[Document layout detection data]
########

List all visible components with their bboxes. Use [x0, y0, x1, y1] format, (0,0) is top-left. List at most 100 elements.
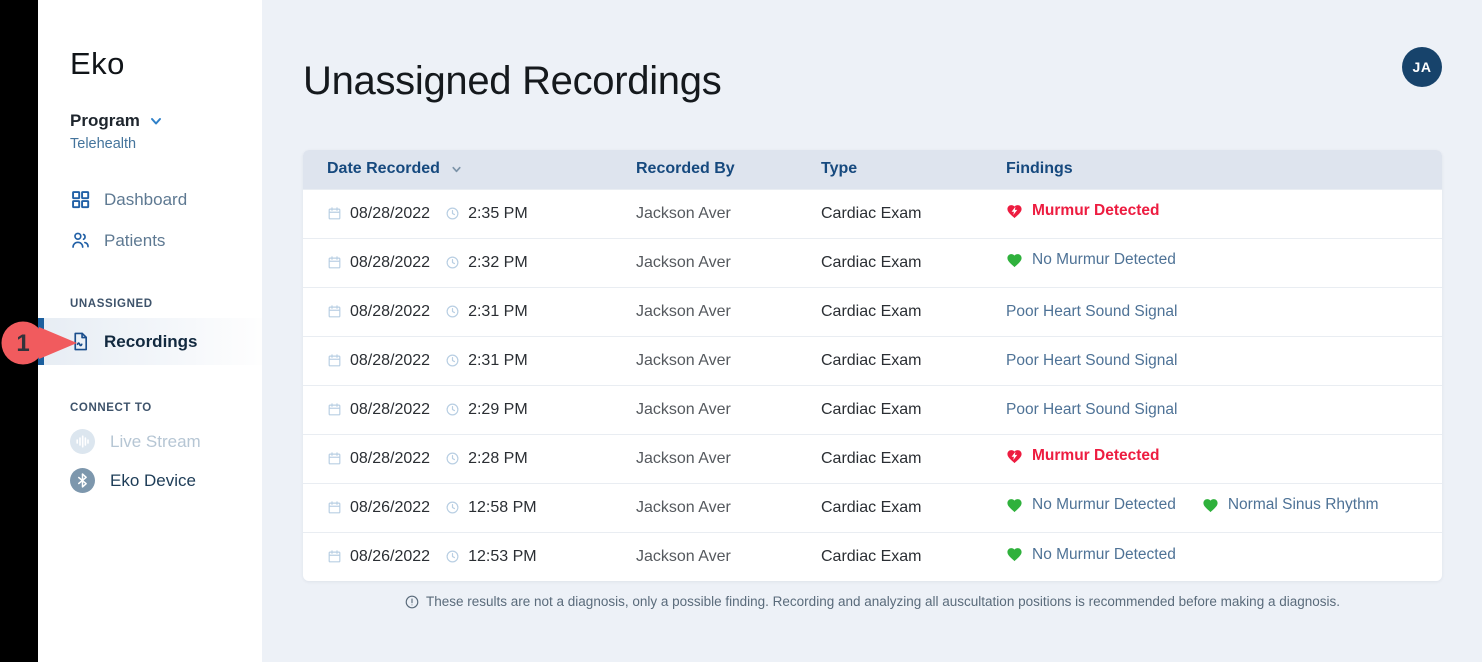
- time-text: 2:29 PM: [468, 400, 528, 418]
- sidebar-item-label: Recordings: [104, 331, 198, 351]
- section-label-unassigned: UNASSIGNED: [70, 298, 153, 310]
- calendar-icon: [328, 500, 341, 513]
- recordings-table-body: 08/28/2022 2:35 PM Jackson Aver Cardiac Exa…: [303, 188, 1442, 581]
- sidebar-item-recordings[interactable]: Recordings: [38, 318, 262, 365]
- date-text: 08/28/2022: [350, 449, 431, 467]
- heart-alert-icon: [1006, 448, 1023, 465]
- info-icon: [405, 595, 419, 609]
- date-text: 08/28/2022: [350, 351, 431, 369]
- clock-icon: [446, 501, 459, 513]
- table-row[interactable]: 08/28/2022 2:31 PM Jackson Aver Cardiac Exa…: [303, 286, 1442, 336]
- eko-logo: Eko: [70, 46, 125, 81]
- column-header-label: Date Recorded: [327, 160, 440, 178]
- people-icon: [70, 230, 91, 251]
- calendar-icon: [328, 304, 341, 317]
- recorded-by-cell: Jackson Aver: [636, 531, 821, 581]
- column-header-type: Type: [821, 150, 1006, 189]
- findings-cell: Murmur Detected: [1006, 188, 1442, 238]
- type-cell: Cardiac Exam: [821, 237, 1006, 287]
- finding-label: Murmur Detected: [1032, 447, 1160, 465]
- type-cell: Cardiac Exam: [821, 335, 1006, 385]
- finding-label: Normal Sinus Rhythm: [1227, 496, 1379, 514]
- table-row[interactable]: 08/28/2022 2:35 PM Jackson Aver Cardiac Exa…: [303, 188, 1442, 238]
- sidebar-item-dashboard[interactable]: Dashboard: [38, 179, 262, 220]
- findings-cell: Murmur Detected: [1006, 433, 1442, 483]
- disclaimer-text: These results are not a diagnosis, only …: [425, 594, 1341, 609]
- heart-normal-icon: [1006, 252, 1023, 269]
- recordings-table: Date Recorded Recorded By Type Findings …: [303, 150, 1442, 581]
- finding-badge: Poor Heart Sound Signal: [1006, 352, 1177, 370]
- date-recorded-cell: 08/28/2022 2:32 PM: [303, 237, 636, 287]
- sidebar-item-eko-device[interactable]: Eko Device: [38, 461, 262, 500]
- type-cell: Cardiac Exam: [821, 384, 1006, 434]
- type-cell: Cardiac Exam: [821, 433, 1006, 483]
- recorded-by-cell: Jackson Aver: [636, 384, 821, 434]
- findings-cell: No Murmur Detected Normal Sinus Rhythm: [1006, 482, 1442, 532]
- table-row[interactable]: 08/26/2022 12:53 PM Jackson Aver Cardiac Ex…: [303, 531, 1442, 581]
- page-title: Unassigned Recordings: [303, 59, 722, 103]
- sidebar-item-label: Live Stream: [110, 431, 201, 451]
- finding-label: Poor Heart Sound Signal: [1006, 351, 1178, 369]
- date-text: 08/26/2022: [350, 498, 431, 516]
- heart-alert-icon: [1006, 203, 1023, 220]
- date-recorded-cell: 08/28/2022 2:31 PM: [303, 335, 636, 385]
- time-text: 12:53 PM: [468, 547, 537, 565]
- clock-icon: [446, 305, 459, 317]
- calendar-icon: [328, 353, 341, 366]
- program-label: Program: [70, 111, 140, 130]
- date-text: 08/28/2022: [350, 400, 431, 418]
- type-cell: Cardiac Exam: [821, 286, 1006, 336]
- edge-strip: [0, 0, 38, 662]
- sidebar-item-label: Dashboard: [104, 189, 188, 209]
- sidebar-item-patients[interactable]: Patients: [38, 220, 262, 261]
- table-row[interactable]: 08/28/2022 2:32 PM Jackson Aver Cardiac Exa…: [303, 237, 1442, 287]
- table-row[interactable]: 08/28/2022 2:31 PM Jackson Aver Cardiac Exa…: [303, 335, 1442, 385]
- recorded-by-cell: Jackson Aver: [636, 335, 821, 385]
- recorded-by-cell: Jackson Aver: [636, 237, 821, 287]
- heart-normal-icon: [1202, 497, 1219, 514]
- finding-label: Poor Heart Sound Signal: [1006, 400, 1178, 418]
- table-row[interactable]: 08/26/2022 12:58 PM Jackson Aver Cardiac Ex…: [303, 482, 1442, 532]
- finding-label: No Murmur Detected: [1032, 251, 1176, 269]
- time-text: 2:31 PM: [468, 302, 528, 320]
- finding-badge: No Murmur Detected: [1006, 546, 1176, 564]
- sidebar-item-label: Eko Device: [110, 470, 196, 490]
- clock-icon: [446, 207, 459, 219]
- finding-label: No Murmur Detected: [1032, 496, 1176, 514]
- table-row[interactable]: 08/28/2022 2:28 PM Jackson Aver Cardiac Exa…: [303, 433, 1442, 483]
- avatar[interactable]: JA: [1402, 47, 1442, 87]
- time-text: 2:31 PM: [468, 351, 528, 369]
- recorded-by-cell: Jackson Aver: [636, 482, 821, 532]
- findings-cell: Poor Heart Sound Signal: [1006, 335, 1442, 385]
- grid-icon: [70, 189, 91, 210]
- type-cell: Cardiac Exam: [821, 188, 1006, 238]
- heart-normal-icon: [1006, 497, 1023, 514]
- heart-normal-icon: [1006, 546, 1023, 563]
- finding-label: Murmur Detected: [1032, 202, 1160, 220]
- bluetooth-icon: [70, 468, 95, 493]
- column-header-date-recorded[interactable]: Date Recorded: [303, 150, 636, 189]
- finding-label: No Murmur Detected: [1032, 545, 1176, 563]
- date-text: 08/26/2022: [350, 547, 431, 565]
- date-recorded-cell: 08/26/2022 12:58 PM: [303, 482, 636, 532]
- sidebar-item-live-stream: Live Stream: [38, 422, 262, 461]
- time-text: 2:28 PM: [468, 449, 528, 467]
- main-content: Unassigned Recordings JA Date Recorded R…: [262, 0, 1482, 662]
- finding-badge: No Murmur Detected: [1006, 496, 1176, 514]
- finding-badge: Normal Sinus Rhythm: [1202, 496, 1379, 514]
- clock-icon: [446, 354, 459, 366]
- table-row[interactable]: 08/28/2022 2:29 PM Jackson Aver Cardiac Exa…: [303, 384, 1442, 434]
- date-recorded-cell: 08/28/2022 2:28 PM: [303, 433, 636, 483]
- recording-document-icon: [70, 331, 91, 352]
- recorded-by-cell: Jackson Aver: [636, 286, 821, 336]
- date-recorded-cell: 08/28/2022 2:35 PM: [303, 188, 636, 238]
- waveform-icon: [70, 429, 95, 454]
- program-dropdown[interactable]: Program: [70, 111, 262, 131]
- finding-badge: No Murmur Detected: [1006, 251, 1176, 269]
- clock-icon: [446, 550, 459, 563]
- findings-cell: No Murmur Detected: [1006, 237, 1442, 287]
- findings-cell: Poor Heart Sound Signal: [1006, 384, 1442, 434]
- findings-cell: Poor Heart Sound Signal: [1006, 286, 1442, 336]
- disclaimer: These results are not a diagnosis, only …: [303, 594, 1442, 609]
- date-text: 08/28/2022: [350, 204, 431, 222]
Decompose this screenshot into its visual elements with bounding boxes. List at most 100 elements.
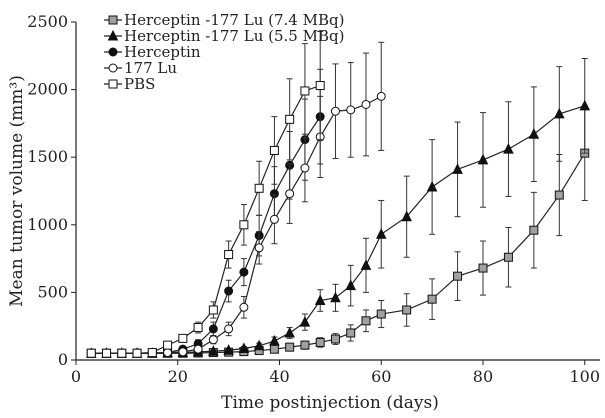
y-tick-label: 1500 (27, 147, 68, 166)
x-tick-label: 80 (473, 367, 493, 386)
data-point-circle (108, 63, 118, 73)
x-tick-label: 0 (71, 367, 81, 386)
x-tick-label: 60 (371, 367, 391, 386)
data-point-triangle (253, 339, 265, 351)
legend-label: Herceptin (124, 43, 201, 61)
data-point-triangle (579, 99, 591, 111)
data-point-triangle (299, 316, 311, 327)
data-point-triangle (208, 345, 219, 356)
data-point-square (208, 305, 218, 315)
series-1 (85, 58, 591, 358)
data-point-circle (285, 189, 295, 199)
data-point-triangle (238, 342, 250, 354)
data-point-square (285, 114, 295, 124)
data-point-circle (163, 348, 173, 358)
legend: Herceptin -177 Lu (7.4 MBq)Herceptin -17… (104, 11, 344, 93)
data-point-square (346, 328, 356, 338)
data-point-square (554, 190, 564, 200)
data-point-triangle (269, 334, 280, 346)
data-point-circle (376, 91, 386, 101)
data-point-circle (178, 347, 188, 357)
data-point-circle (224, 286, 234, 296)
data-point-square (529, 225, 539, 235)
data-point-circle (224, 324, 234, 334)
legend-label: PBS (124, 75, 155, 93)
y-tick-label: 1000 (27, 215, 68, 234)
data-point-square (132, 348, 142, 358)
data-point-square (361, 316, 371, 326)
data-point-square (254, 183, 264, 193)
data-point-circle (239, 267, 249, 277)
data-point-circle (208, 335, 218, 345)
data-point-circle (269, 214, 279, 224)
data-point-square (300, 340, 310, 350)
data-point-square (503, 252, 513, 262)
data-point-square (330, 334, 340, 344)
series-line (91, 84, 321, 354)
data-point-triangle (223, 344, 234, 355)
legend-item: Herceptin -177 Lu (7.4 MBq) (104, 11, 344, 29)
data-point-square (402, 305, 412, 315)
data-point-circle (346, 105, 356, 115)
data-point-square (269, 145, 279, 155)
data-point-square (163, 340, 173, 350)
legend-label: Herceptin -177 Lu (7.4 MBq) (124, 11, 344, 29)
data-point-square (239, 220, 249, 230)
legend-item: Herceptin (104, 43, 201, 61)
data-point-square (178, 333, 188, 343)
data-point-triangle (375, 228, 387, 239)
data-point-square (269, 344, 279, 354)
data-point-triangle (452, 163, 463, 174)
x-tick-label: 20 (168, 367, 188, 386)
data-point-square (315, 337, 325, 347)
series-2 (86, 68, 325, 358)
x-tick-label: 100 (569, 367, 600, 386)
data-point-triangle (477, 153, 489, 165)
data-point-triangle (360, 259, 372, 270)
data-point-square (300, 86, 310, 96)
y-tick-label: 500 (37, 282, 68, 301)
data-point-triangle (503, 142, 514, 154)
legend-item: PBS (104, 75, 155, 93)
data-point-square (315, 81, 325, 91)
data-point-triangle (426, 180, 438, 192)
series-line (91, 95, 382, 354)
y-tick-label: 2000 (27, 80, 68, 99)
series-line (91, 116, 321, 354)
data-point-triangle (284, 326, 295, 338)
data-point-circle (193, 344, 203, 354)
series-4 (86, 30, 325, 358)
y-tick-label: 2500 (27, 12, 68, 31)
data-point-square (108, 15, 118, 25)
data-point-square (478, 263, 488, 273)
data-point-square (108, 79, 118, 89)
data-point-triangle (528, 128, 540, 139)
y-axis-label: Mean tumor volume (mm³) (7, 75, 27, 307)
legend-label: Herceptin -177 Lu (5.5 MBq) (124, 27, 344, 45)
data-point-triangle (330, 291, 341, 303)
data-point-circle (254, 243, 264, 253)
series-0 (86, 105, 590, 358)
legend-item: 177 Lu (104, 59, 177, 77)
data-point-square (376, 309, 386, 319)
data-point-triangle (553, 107, 565, 119)
data-point-triangle (107, 29, 119, 41)
data-point-square (86, 348, 96, 358)
data-point-square (117, 348, 127, 358)
data-point-circle (108, 47, 118, 57)
plot-area (85, 30, 591, 358)
legend-label: 177 Lu (124, 59, 177, 77)
data-point-square (427, 294, 437, 304)
data-point-square (193, 323, 203, 333)
data-point-circle (208, 324, 218, 334)
axes (75, 22, 600, 361)
data-point-square (102, 348, 112, 358)
y-tick-label: 0 (58, 350, 68, 369)
legend-item: Herceptin -177 Lu (5.5 MBq) (104, 27, 344, 45)
data-point-circle (361, 99, 371, 109)
data-point-circle (330, 106, 340, 116)
data-point-square (147, 348, 157, 358)
x-axis-label: Time postinjection (days) (221, 393, 439, 413)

########

▶ _What to produce_: Show the lines above that have the word "Program".

▶ _Task answer_:
- program-label: Program: [70, 111, 140, 130]
- program-dropdown[interactable]: Program: [70, 111, 262, 131]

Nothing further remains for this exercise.